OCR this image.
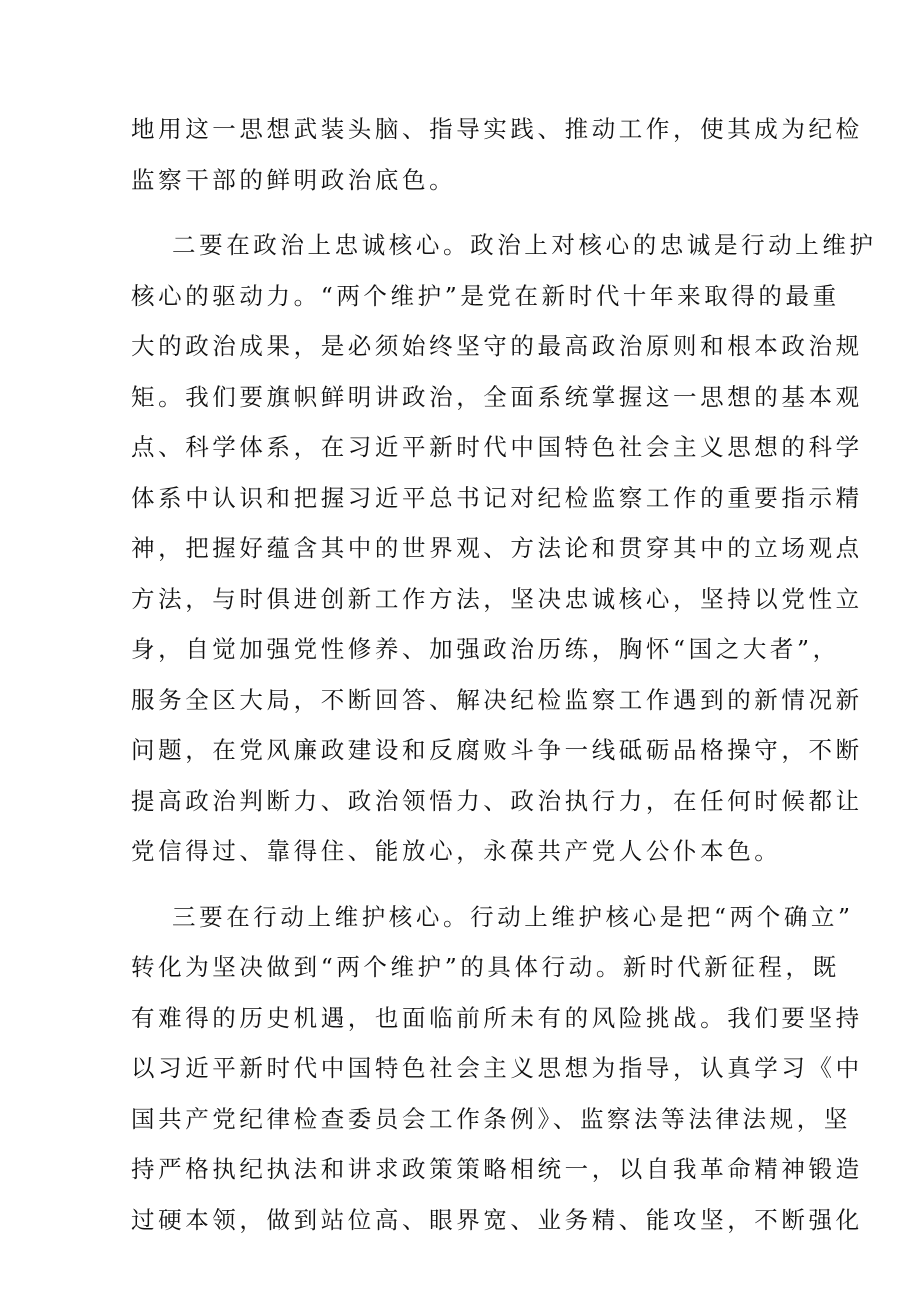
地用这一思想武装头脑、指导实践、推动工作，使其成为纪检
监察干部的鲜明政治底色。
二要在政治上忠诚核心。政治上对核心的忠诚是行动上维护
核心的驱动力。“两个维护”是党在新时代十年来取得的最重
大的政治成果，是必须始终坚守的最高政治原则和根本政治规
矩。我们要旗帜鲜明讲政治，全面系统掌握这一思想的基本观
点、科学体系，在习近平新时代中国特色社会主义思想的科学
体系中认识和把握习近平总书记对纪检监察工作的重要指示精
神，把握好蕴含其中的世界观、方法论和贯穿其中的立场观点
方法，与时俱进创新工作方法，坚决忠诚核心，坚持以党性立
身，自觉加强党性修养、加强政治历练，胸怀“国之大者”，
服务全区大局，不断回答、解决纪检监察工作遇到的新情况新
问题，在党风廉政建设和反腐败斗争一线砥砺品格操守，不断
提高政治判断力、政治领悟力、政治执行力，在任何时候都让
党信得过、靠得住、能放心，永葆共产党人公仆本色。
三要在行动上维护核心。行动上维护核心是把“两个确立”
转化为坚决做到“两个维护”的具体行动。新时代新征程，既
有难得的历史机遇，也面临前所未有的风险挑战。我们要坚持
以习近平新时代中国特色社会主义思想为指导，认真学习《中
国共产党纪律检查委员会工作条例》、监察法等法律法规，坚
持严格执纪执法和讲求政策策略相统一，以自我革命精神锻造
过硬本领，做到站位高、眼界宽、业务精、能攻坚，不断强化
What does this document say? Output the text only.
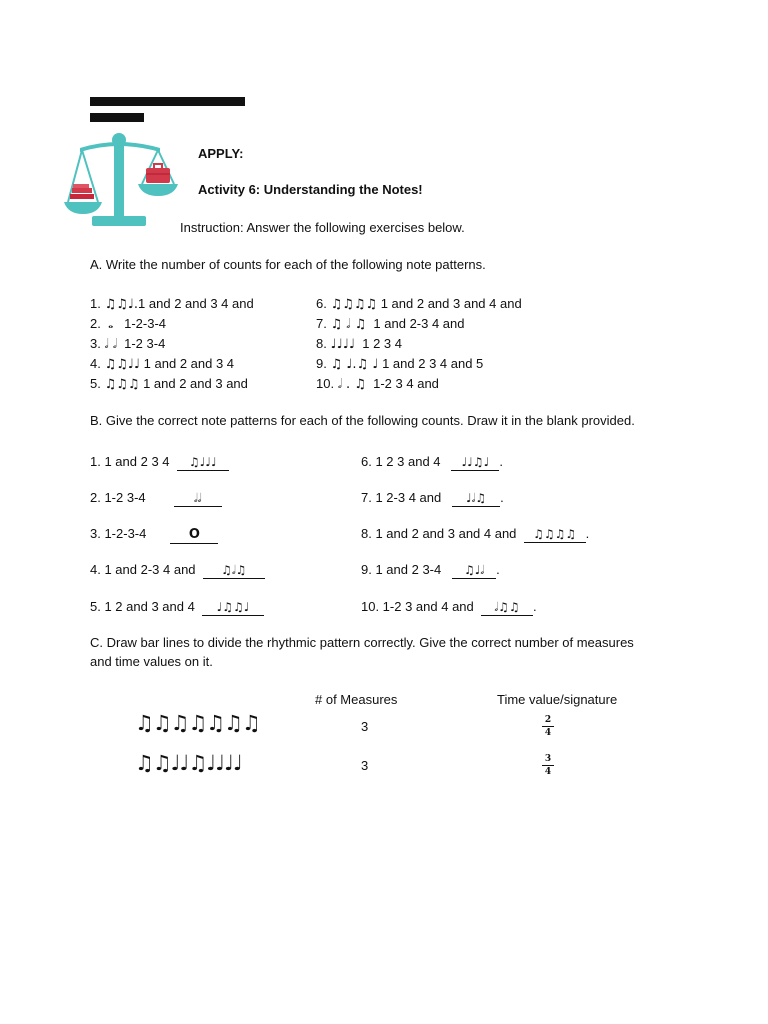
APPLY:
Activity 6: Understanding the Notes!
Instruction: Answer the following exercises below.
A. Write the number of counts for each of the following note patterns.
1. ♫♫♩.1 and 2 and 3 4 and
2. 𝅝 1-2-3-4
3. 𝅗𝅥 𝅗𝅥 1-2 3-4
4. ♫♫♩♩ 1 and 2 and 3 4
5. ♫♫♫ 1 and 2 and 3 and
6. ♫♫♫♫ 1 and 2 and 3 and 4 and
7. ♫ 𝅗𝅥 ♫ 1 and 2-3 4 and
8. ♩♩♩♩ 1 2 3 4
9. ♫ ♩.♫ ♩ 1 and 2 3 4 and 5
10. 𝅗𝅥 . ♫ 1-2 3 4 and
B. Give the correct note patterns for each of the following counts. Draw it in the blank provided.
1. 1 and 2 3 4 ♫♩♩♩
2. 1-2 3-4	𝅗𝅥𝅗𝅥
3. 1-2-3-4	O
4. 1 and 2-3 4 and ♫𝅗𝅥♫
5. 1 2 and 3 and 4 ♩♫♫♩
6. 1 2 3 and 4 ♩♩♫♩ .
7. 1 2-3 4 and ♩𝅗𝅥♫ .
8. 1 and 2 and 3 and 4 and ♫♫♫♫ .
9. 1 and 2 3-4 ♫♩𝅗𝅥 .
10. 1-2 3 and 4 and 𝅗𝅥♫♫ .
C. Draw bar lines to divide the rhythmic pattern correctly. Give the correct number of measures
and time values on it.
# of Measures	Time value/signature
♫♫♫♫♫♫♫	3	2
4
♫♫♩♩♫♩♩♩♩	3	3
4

::::::::::

INSTRUCTION
Only the lines from the one containing "What does this" through the last line of the data belong in the copy, both included and reproduced exactly. Pictures do not.

SOLUTION FOR THIS EXERCISE
What does this document say? Output the text only.
APPLY:
Activity 6: Understanding the Notes!
Instruction: Answer the following exercises below.
A. Write the number of counts for each of the following note patterns.
1. ♫♫♩.1 and 2 and 3 4 and
2. 𝅝 1-2-3-4
3. 𝅗𝅥 𝅗𝅥 1-2 3-4
4. ♫♫♩♩ 1 and 2 and 3 4
5. ♫♫♫ 1 and 2 and 3 and
6. ♫♫♫♫ 1 and 2 and 3 and 4 and
7. ♫ 𝅗𝅥 ♫ 1 and 2-3 4 and
8. ♩♩♩♩ 1 2 3 4
9. ♫ ♩.♫ ♩ 1 and 2 3 4 and 5
10. 𝅗𝅥 . ♫ 1-2 3 4 and
B. Give the correct note patterns for each of the following counts. Draw it in the blank provided.
1. 1 and 2 3 4 ♫♩♩♩
2. 1-2 3-4	𝅗𝅥𝅗𝅥
3. 1-2-3-4	O
4. 1 and 2-3 4 and ♫𝅗𝅥♫
5. 1 2 and 3 and 4 ♩♫♫♩
6. 1 2 3 and 4 ♩♩♫♩ .
7. 1 2-3 4 and ♩𝅗𝅥♫ .
8. 1 and 2 and 3 and 4 and ♫♫♫♫ .
9. 1 and 2 3-4 ♫♩𝅗𝅥 .
10. 1-2 3 and 4 and 𝅗𝅥♫♫ .
C. Draw bar lines to divide the rhythmic pattern correctly. Give the correct number of measures
and time values on it.
# of Measures	Time value/signature
♫♫♫♫♫♫♫	3	2
4
♫♫♩♩♫♩♩♩♩	3	3
4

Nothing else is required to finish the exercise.